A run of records
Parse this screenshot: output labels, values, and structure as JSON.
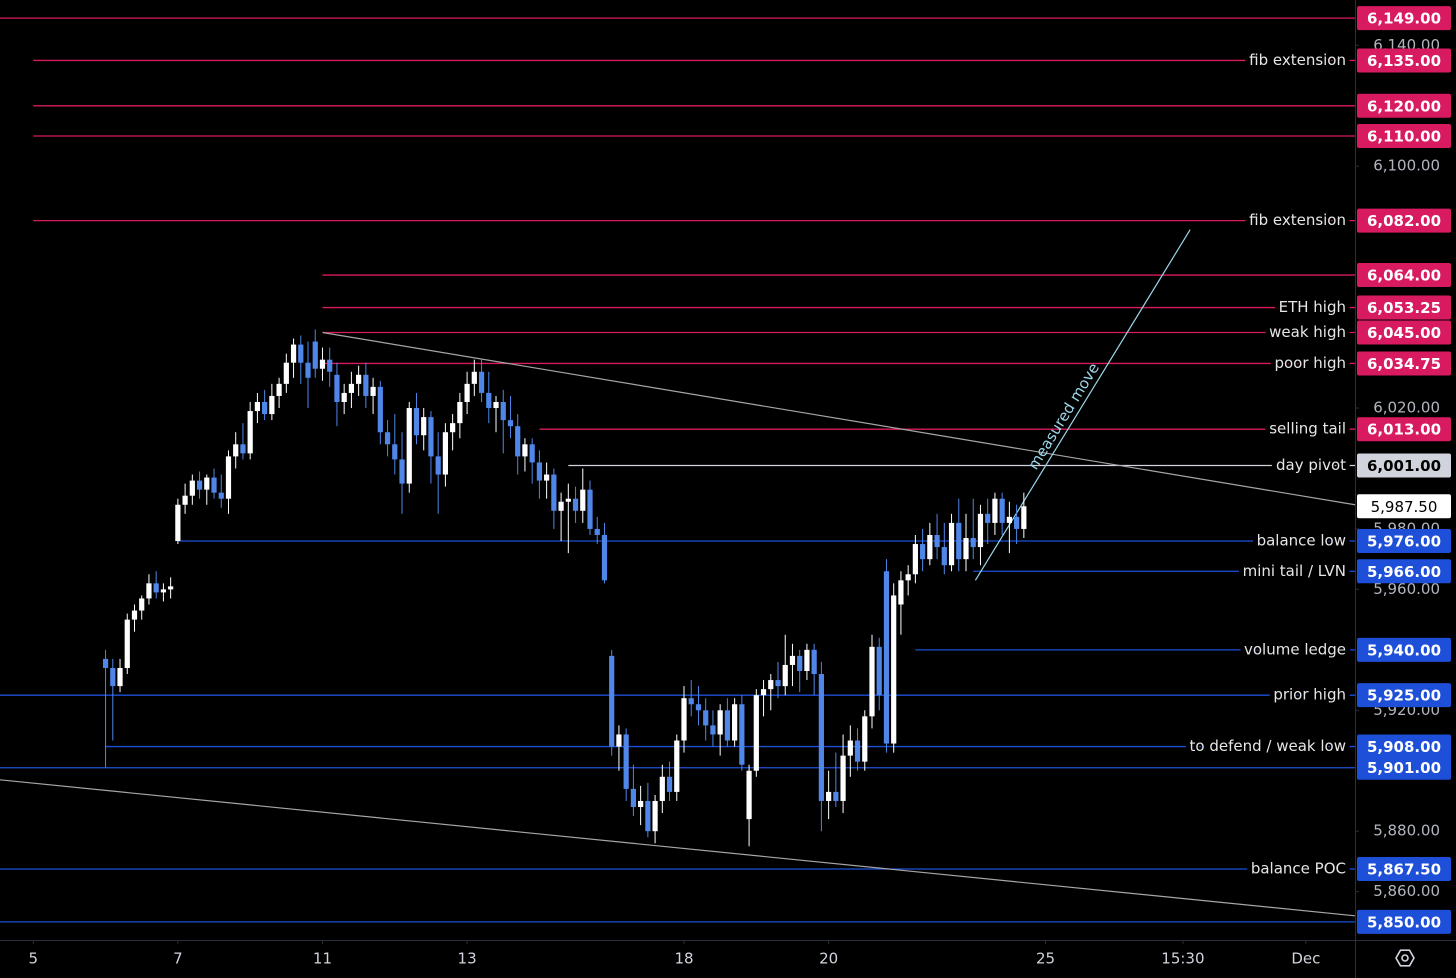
{
  "chart_data": {
    "type": "candlestick",
    "first_bar": 10,
    "up_color": "#ffffff",
    "down_color": "#4f86e8",
    "xlim": [
      -4.6,
      182.8
    ],
    "ylim": [
      5844,
      6155
    ],
    "xticks": [
      {
        "value": 0,
        "label": "5"
      },
      {
        "value": 20,
        "label": "7"
      },
      {
        "value": 40,
        "label": "11"
      },
      {
        "value": 60,
        "label": "13"
      },
      {
        "value": 90,
        "label": "18"
      },
      {
        "value": 110,
        "label": "20"
      },
      {
        "value": 140,
        "label": "25"
      },
      {
        "value": 159,
        "label": "15:30"
      },
      {
        "value": 176,
        "label": "Dec"
      }
    ],
    "yticks": [
      {
        "value": 6140,
        "label": "6,140.00"
      },
      {
        "value": 6100,
        "label": "6,100.00"
      },
      {
        "value": 6020,
        "label": "6,020.00"
      },
      {
        "value": 5980,
        "label": "5,980.00"
      },
      {
        "value": 5960,
        "label": "5,960.00"
      },
      {
        "value": 5920,
        "label": "5,920.00"
      },
      {
        "value": 5880,
        "label": "5,880.00"
      },
      {
        "value": 5860,
        "label": "5,860.00"
      }
    ],
    "candles": [
      [
        5937,
        5940,
        5901,
        5934
      ],
      [
        5934,
        5937,
        5910,
        5928
      ],
      [
        5928,
        5937,
        5926,
        5934
      ],
      [
        5934,
        5952,
        5932,
        5950
      ],
      [
        5950,
        5955,
        5946,
        5953
      ],
      [
        5953,
        5958,
        5950,
        5957
      ],
      [
        5957,
        5965,
        5955,
        5962
      ],
      [
        5962,
        5966,
        5957,
        5959
      ],
      [
        5959,
        5962,
        5956,
        5960
      ],
      [
        5960,
        5964,
        5957,
        5961
      ],
      [
        5976,
        5990,
        5975,
        5988
      ],
      [
        5988,
        5995,
        5985,
        5991
      ],
      [
        5991,
        5998,
        5988,
        5996
      ],
      [
        5996,
        5999,
        5990,
        5993
      ],
      [
        5993,
        5998,
        5988,
        5997
      ],
      [
        5997,
        6000,
        5990,
        5992
      ],
      [
        5992,
        5998,
        5987,
        5990
      ],
      [
        5990,
        6006,
        5985,
        6004
      ],
      [
        6004,
        6012,
        6000,
        6008
      ],
      [
        6008,
        6015,
        6003,
        6005
      ],
      [
        6005,
        6022,
        6003,
        6019
      ],
      [
        6019,
        6025,
        6015,
        6022
      ],
      [
        6022,
        6026,
        6016,
        6018
      ],
      [
        6018,
        6028,
        6016,
        6024
      ],
      [
        6024,
        6030,
        6020,
        6028
      ],
      [
        6028,
        6038,
        6025,
        6035
      ],
      [
        6035,
        6043,
        6030,
        6041
      ],
      [
        6041,
        6044,
        6028,
        6035
      ],
      [
        6035,
        6042,
        6020,
        6030
      ],
      [
        6042,
        6046,
        6030,
        6033
      ],
      [
        6033,
        6040,
        6029,
        6036
      ],
      [
        6036,
        6040,
        6027,
        6032
      ],
      [
        6031,
        6035,
        6014,
        6022
      ],
      [
        6022,
        6028,
        6018,
        6025
      ],
      [
        6025,
        6032,
        6020,
        6028
      ],
      [
        6028,
        6034,
        6024,
        6031
      ],
      [
        6031,
        6035,
        6020,
        6024
      ],
      [
        6024,
        6030,
        6018,
        6027
      ],
      [
        6027,
        6029,
        6008,
        6012
      ],
      [
        6012,
        6016,
        6004,
        6008
      ],
      [
        6008,
        6018,
        5998,
        6003
      ],
      [
        6003,
        6012,
        5985,
        5995
      ],
      [
        5995,
        6022,
        5992,
        6020
      ],
      [
        6020,
        6025,
        6008,
        6011
      ],
      [
        6011,
        6020,
        6006,
        6017
      ],
      [
        6017,
        6019,
        5995,
        6004
      ],
      [
        6004,
        6012,
        5985,
        5998
      ],
      [
        5998,
        6015,
        5994,
        6012
      ],
      [
        6012,
        6018,
        6006,
        6015
      ],
      [
        6015,
        6025,
        6010,
        6022
      ],
      [
        6022,
        6032,
        6018,
        6028
      ],
      [
        6028,
        6036,
        6024,
        6032
      ],
      [
        6032,
        6036,
        6022,
        6025
      ],
      [
        6025,
        6032,
        6015,
        6020
      ],
      [
        6020,
        6024,
        6012,
        6022
      ],
      [
        6022,
        6026,
        6005,
        6016
      ],
      [
        6016,
        6024,
        6010,
        6014
      ],
      [
        6014,
        6018,
        5998,
        6004
      ],
      [
        6004,
        6010,
        5999,
        6008
      ],
      [
        6008,
        6010,
        5995,
        6002
      ],
      [
        6002,
        6006,
        5990,
        5996
      ],
      [
        5996,
        6002,
        5990,
        5998
      ],
      [
        5998,
        6000,
        5980,
        5986
      ],
      [
        5986,
        5992,
        5976,
        5989
      ],
      [
        5989,
        5995,
        5972,
        5990
      ],
      [
        5990,
        5994,
        5982,
        5986
      ],
      [
        5986,
        6000,
        5982,
        5993
      ],
      [
        5993,
        5996,
        5978,
        5980
      ],
      [
        5980,
        5984,
        5975,
        5978
      ],
      [
        5978,
        5982,
        5962,
        5963
      ],
      [
        5938,
        5940,
        5905,
        5908
      ],
      [
        5908,
        5915,
        5900,
        5912
      ],
      [
        5912,
        5914,
        5890,
        5894
      ],
      [
        5894,
        5902,
        5885,
        5888
      ],
      [
        5888,
        5895,
        5882,
        5890
      ],
      [
        5890,
        5896,
        5878,
        5880
      ],
      [
        5880,
        5892,
        5876,
        5890
      ],
      [
        5890,
        5902,
        5886,
        5898
      ],
      [
        5898,
        5903,
        5890,
        5893
      ],
      [
        5893,
        5912,
        5890,
        5910
      ],
      [
        5910,
        5928,
        5906,
        5924
      ],
      [
        5924,
        5930,
        5918,
        5922
      ],
      [
        5922,
        5928,
        5915,
        5920
      ],
      [
        5920,
        5924,
        5910,
        5915
      ],
      [
        5915,
        5920,
        5908,
        5912
      ],
      [
        5912,
        5922,
        5905,
        5920
      ],
      [
        5920,
        5924,
        5908,
        5910
      ],
      [
        5910,
        5924,
        5908,
        5922
      ],
      [
        5922,
        5925,
        5900,
        5902
      ],
      [
        5884,
        5902,
        5875,
        5900
      ],
      [
        5900,
        5927,
        5898,
        5925
      ],
      [
        5925,
        5930,
        5918,
        5927
      ],
      [
        5927,
        5932,
        5920,
        5930
      ],
      [
        5930,
        5936,
        5924,
        5928
      ],
      [
        5928,
        5945,
        5925,
        5935
      ],
      [
        5935,
        5942,
        5928,
        5938
      ],
      [
        5938,
        5940,
        5926,
        5933
      ],
      [
        5933,
        5942,
        5930,
        5940
      ],
      [
        5940,
        5942,
        5925,
        5932
      ],
      [
        5932,
        5936,
        5880,
        5890
      ],
      [
        5890,
        5900,
        5884,
        5893
      ],
      [
        5893,
        5906,
        5888,
        5890
      ],
      [
        5890,
        5912,
        5886,
        5905
      ],
      [
        5905,
        5915,
        5898,
        5910
      ],
      [
        5910,
        5914,
        5900,
        5903
      ],
      [
        5903,
        5920,
        5900,
        5918
      ],
      [
        5918,
        5945,
        5914,
        5941
      ],
      [
        5941,
        5944,
        5920,
        5925
      ],
      [
        5966,
        5970,
        5906,
        5909
      ],
      [
        5909,
        5962,
        5906,
        5958
      ],
      [
        5955,
        5966,
        5945,
        5963
      ],
      [
        5963,
        5968,
        5958,
        5965
      ],
      [
        5965,
        5978,
        5962,
        5975
      ],
      [
        5975,
        5980,
        5966,
        5970
      ],
      [
        5970,
        5982,
        5968,
        5978
      ],
      [
        5978,
        5985,
        5970,
        5974
      ],
      [
        5974,
        5982,
        5965,
        5968
      ],
      [
        5968,
        5985,
        5966,
        5982
      ],
      [
        5982,
        5990,
        5966,
        5970
      ],
      [
        5970,
        5985,
        5966,
        5977
      ],
      [
        5977,
        5990,
        5970,
        5974
      ],
      [
        5974,
        5988,
        5968,
        5985
      ],
      [
        5985,
        5990,
        5975,
        5982
      ],
      [
        5982,
        5992,
        5978,
        5990
      ],
      [
        5990,
        5992,
        5978,
        5982
      ],
      [
        5982,
        5989,
        5972,
        5984
      ],
      [
        5984,
        5988,
        5975,
        5980
      ],
      [
        5980,
        5992,
        5977,
        5987.5
      ]
    ],
    "levels": [
      {
        "value": 6149,
        "value_label": "6,149.00",
        "color": "#d81b60",
        "from": -4.6
      },
      {
        "name": "fib extension",
        "value": 6135,
        "value_label": "6,135.00",
        "color": "#d81b60",
        "from": 0
      },
      {
        "value": 6120,
        "value_label": "6,120.00",
        "color": "#d81b60",
        "from": 0
      },
      {
        "value": 6110,
        "value_label": "6,110.00",
        "color": "#d81b60",
        "from": 0
      },
      {
        "name": "fib extension",
        "value": 6082,
        "value_label": "6,082.00",
        "color": "#d81b60",
        "from": 0
      },
      {
        "value": 6064,
        "value_label": "6,064.00",
        "color": "#d81b60",
        "from": 40
      },
      {
        "name": "ETH high",
        "value": 6053.25,
        "value_label": "6,053.25",
        "color": "#d81b60",
        "from": 40
      },
      {
        "name": "weak high",
        "value": 6045,
        "value_label": "6,045.00",
        "color": "#d81b60",
        "from": 40
      },
      {
        "name": "poor high",
        "value": 6034.75,
        "value_label": "6,034.75",
        "color": "#d81b60",
        "from": 40
      },
      {
        "name": "selling tail",
        "value": 6013,
        "value_label": "6,013.00",
        "color": "#d81b60",
        "from": 70
      },
      {
        "name": "day pivot",
        "value": 6001,
        "value_label": "6,001.00",
        "color": "#d1d4dc",
        "from": 74
      },
      {
        "name": "balance low",
        "value": 5976,
        "value_label": "5,976.00",
        "color": "#1e4fd8",
        "from": 20
      },
      {
        "name": "mini tail / LVN",
        "value": 5966,
        "value_label": "5,966.00",
        "color": "#1e4fd8",
        "from": 130
      },
      {
        "name": "volume ledge",
        "value": 5940,
        "value_label": "5,940.00",
        "color": "#1e4fd8",
        "from": 122
      },
      {
        "name": "prior high",
        "value": 5925,
        "value_label": "5,925.00",
        "color": "#1e4fd8",
        "from": -4.6
      },
      {
        "name": "to defend / weak low",
        "value": 5908,
        "value_label": "5,908.00",
        "color": "#1e4fd8",
        "from": 10
      },
      {
        "value": 5901,
        "value_label": "5,901.00",
        "color": "#1e4fd8",
        "from": -4.6
      },
      {
        "name": "balance POC",
        "value": 5867.5,
        "value_label": "5,867.50",
        "color": "#1e4fd8",
        "from": -4.6
      },
      {
        "value": 5850,
        "value_label": "5,850.00",
        "color": "#1e4fd8",
        "from": -4.6
      }
    ],
    "last": {
      "value": 5987.5,
      "label": "5,987.50"
    },
    "trendlines": [
      {
        "points": [
          [
            40,
            6045
          ],
          [
            182.8,
            5988
          ]
        ],
        "color": "#a6a6a6"
      },
      {
        "points": [
          [
            -4.6,
            5897
          ],
          [
            182.8,
            5852
          ]
        ],
        "color": "#a6a6a6"
      },
      {
        "name": "measured move",
        "points": [
          [
            130.3,
            5963
          ],
          [
            160,
            6079
          ]
        ],
        "color": "#9ad7e8"
      }
    ]
  }
}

▸ **Your objective**: Above are the records. Copy every line in them holding "high".

▸ **The result**:
        "name": "ETH high",
        "name": "weak high",
        "name": "poor high",
        "name": "prior high",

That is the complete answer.